### TASK DATA:
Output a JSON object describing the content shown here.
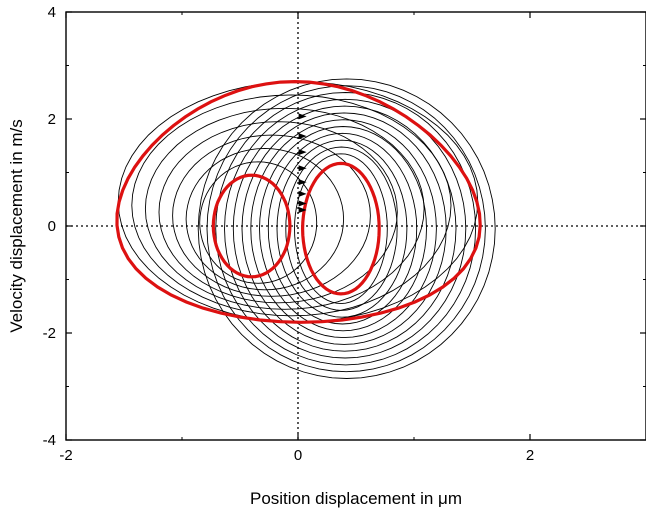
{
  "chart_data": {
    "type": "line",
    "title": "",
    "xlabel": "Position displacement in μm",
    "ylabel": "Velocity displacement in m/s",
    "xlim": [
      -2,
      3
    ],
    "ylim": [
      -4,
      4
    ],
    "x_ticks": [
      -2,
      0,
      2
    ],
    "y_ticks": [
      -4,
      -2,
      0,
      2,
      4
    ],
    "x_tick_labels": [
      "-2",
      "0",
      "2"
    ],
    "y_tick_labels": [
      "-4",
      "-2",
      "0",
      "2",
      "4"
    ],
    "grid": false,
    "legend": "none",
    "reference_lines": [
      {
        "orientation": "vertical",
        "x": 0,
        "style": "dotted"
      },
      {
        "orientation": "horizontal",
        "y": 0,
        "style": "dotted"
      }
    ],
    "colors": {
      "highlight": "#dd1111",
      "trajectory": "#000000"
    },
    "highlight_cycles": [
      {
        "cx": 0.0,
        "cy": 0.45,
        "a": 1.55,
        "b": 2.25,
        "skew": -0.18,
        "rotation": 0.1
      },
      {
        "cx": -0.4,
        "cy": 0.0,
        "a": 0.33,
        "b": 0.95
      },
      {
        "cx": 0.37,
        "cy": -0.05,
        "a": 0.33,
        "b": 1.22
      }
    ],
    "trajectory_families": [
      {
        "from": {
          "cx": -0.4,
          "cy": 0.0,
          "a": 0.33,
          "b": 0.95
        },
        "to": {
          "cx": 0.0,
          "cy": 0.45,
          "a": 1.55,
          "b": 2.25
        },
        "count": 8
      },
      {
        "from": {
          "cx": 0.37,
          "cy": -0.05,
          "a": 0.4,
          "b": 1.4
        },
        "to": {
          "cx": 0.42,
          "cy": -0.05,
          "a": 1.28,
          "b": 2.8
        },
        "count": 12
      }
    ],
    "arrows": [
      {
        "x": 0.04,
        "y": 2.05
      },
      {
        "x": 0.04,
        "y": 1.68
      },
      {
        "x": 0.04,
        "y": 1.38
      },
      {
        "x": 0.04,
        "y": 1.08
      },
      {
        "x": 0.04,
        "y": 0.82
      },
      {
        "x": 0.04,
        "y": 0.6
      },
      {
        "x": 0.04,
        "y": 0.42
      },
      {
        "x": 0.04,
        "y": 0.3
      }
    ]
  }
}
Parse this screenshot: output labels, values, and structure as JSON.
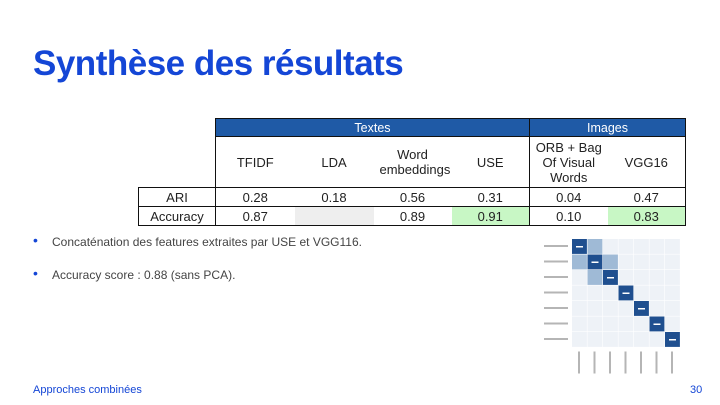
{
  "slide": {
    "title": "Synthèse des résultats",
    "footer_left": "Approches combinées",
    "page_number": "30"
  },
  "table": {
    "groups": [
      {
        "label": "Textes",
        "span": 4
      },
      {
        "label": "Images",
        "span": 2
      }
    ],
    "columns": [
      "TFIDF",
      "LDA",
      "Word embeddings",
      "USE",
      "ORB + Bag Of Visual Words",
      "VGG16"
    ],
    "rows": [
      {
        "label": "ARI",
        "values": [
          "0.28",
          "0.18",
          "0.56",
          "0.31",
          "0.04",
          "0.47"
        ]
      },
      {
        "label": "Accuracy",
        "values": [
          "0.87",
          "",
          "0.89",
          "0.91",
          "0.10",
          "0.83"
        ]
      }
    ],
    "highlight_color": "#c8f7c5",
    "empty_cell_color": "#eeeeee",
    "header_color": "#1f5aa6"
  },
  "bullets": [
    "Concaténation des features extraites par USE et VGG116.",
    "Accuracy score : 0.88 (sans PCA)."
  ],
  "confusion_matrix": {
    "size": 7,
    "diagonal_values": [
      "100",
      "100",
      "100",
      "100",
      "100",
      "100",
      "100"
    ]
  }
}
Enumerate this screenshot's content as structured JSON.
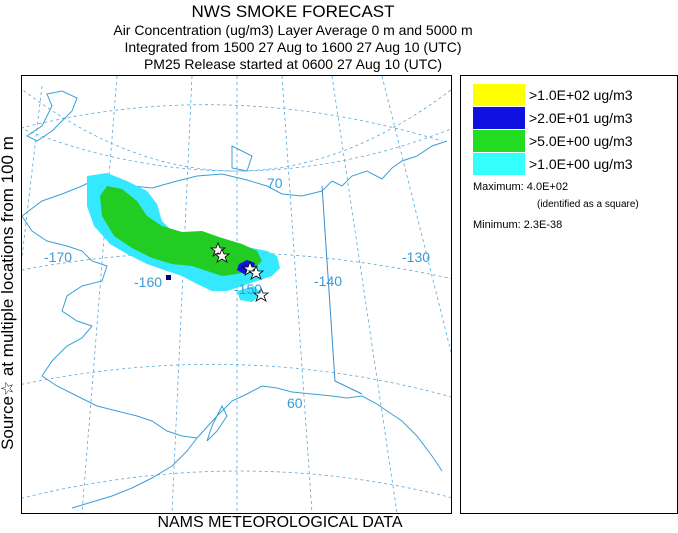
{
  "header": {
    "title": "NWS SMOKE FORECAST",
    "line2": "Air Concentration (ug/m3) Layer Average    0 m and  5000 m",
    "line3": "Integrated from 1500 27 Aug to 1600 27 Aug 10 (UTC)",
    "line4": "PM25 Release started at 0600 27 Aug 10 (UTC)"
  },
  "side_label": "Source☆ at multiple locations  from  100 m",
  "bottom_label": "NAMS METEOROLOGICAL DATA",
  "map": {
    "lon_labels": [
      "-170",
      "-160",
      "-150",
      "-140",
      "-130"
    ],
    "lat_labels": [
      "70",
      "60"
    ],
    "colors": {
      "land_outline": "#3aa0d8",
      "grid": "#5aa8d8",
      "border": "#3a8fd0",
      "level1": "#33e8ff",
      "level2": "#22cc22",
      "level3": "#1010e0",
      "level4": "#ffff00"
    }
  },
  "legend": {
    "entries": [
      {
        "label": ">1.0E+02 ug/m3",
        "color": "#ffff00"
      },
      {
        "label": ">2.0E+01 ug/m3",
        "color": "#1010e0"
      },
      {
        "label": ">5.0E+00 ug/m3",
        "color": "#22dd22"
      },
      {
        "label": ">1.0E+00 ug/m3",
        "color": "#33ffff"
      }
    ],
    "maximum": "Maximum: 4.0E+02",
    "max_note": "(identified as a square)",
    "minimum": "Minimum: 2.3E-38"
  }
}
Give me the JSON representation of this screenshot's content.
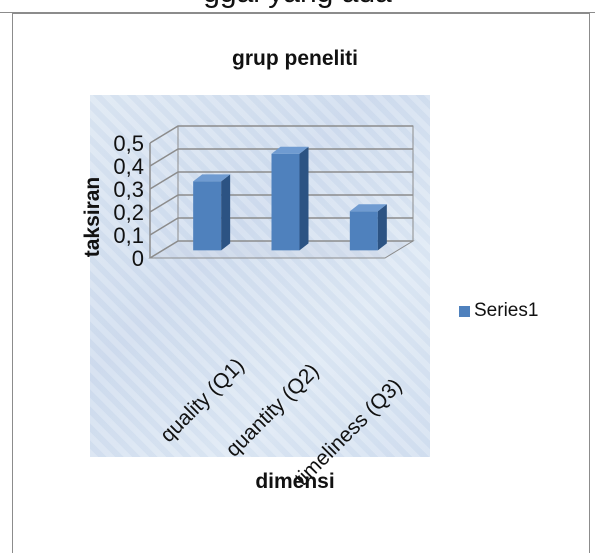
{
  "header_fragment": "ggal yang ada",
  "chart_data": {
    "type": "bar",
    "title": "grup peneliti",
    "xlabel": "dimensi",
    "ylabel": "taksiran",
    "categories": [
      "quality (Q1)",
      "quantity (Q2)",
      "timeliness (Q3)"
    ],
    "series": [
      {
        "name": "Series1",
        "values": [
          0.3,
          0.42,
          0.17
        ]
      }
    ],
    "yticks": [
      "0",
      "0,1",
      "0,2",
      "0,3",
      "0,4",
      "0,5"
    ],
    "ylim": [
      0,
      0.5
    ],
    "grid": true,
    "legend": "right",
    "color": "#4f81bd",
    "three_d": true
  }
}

### GIVEN REQUEST:
In the records above, locate the line containing "Give me the", then copy exactly that line and every line after it through the end, omitting pictures.

### OUTPUT:
Give me the JSON representation of this screenshot's content.
{
  "header_fragment": "ggal yang ada",
  "chart_data": {
    "type": "bar",
    "title": "grup peneliti",
    "xlabel": "dimensi",
    "ylabel": "taksiran",
    "categories": [
      "quality (Q1)",
      "quantity (Q2)",
      "timeliness (Q3)"
    ],
    "series": [
      {
        "name": "Series1",
        "values": [
          0.3,
          0.42,
          0.17
        ]
      }
    ],
    "yticks": [
      "0",
      "0,1",
      "0,2",
      "0,3",
      "0,4",
      "0,5"
    ],
    "ylim": [
      0,
      0.5
    ],
    "grid": true,
    "legend": "right",
    "color": "#4f81bd",
    "three_d": true
  }
}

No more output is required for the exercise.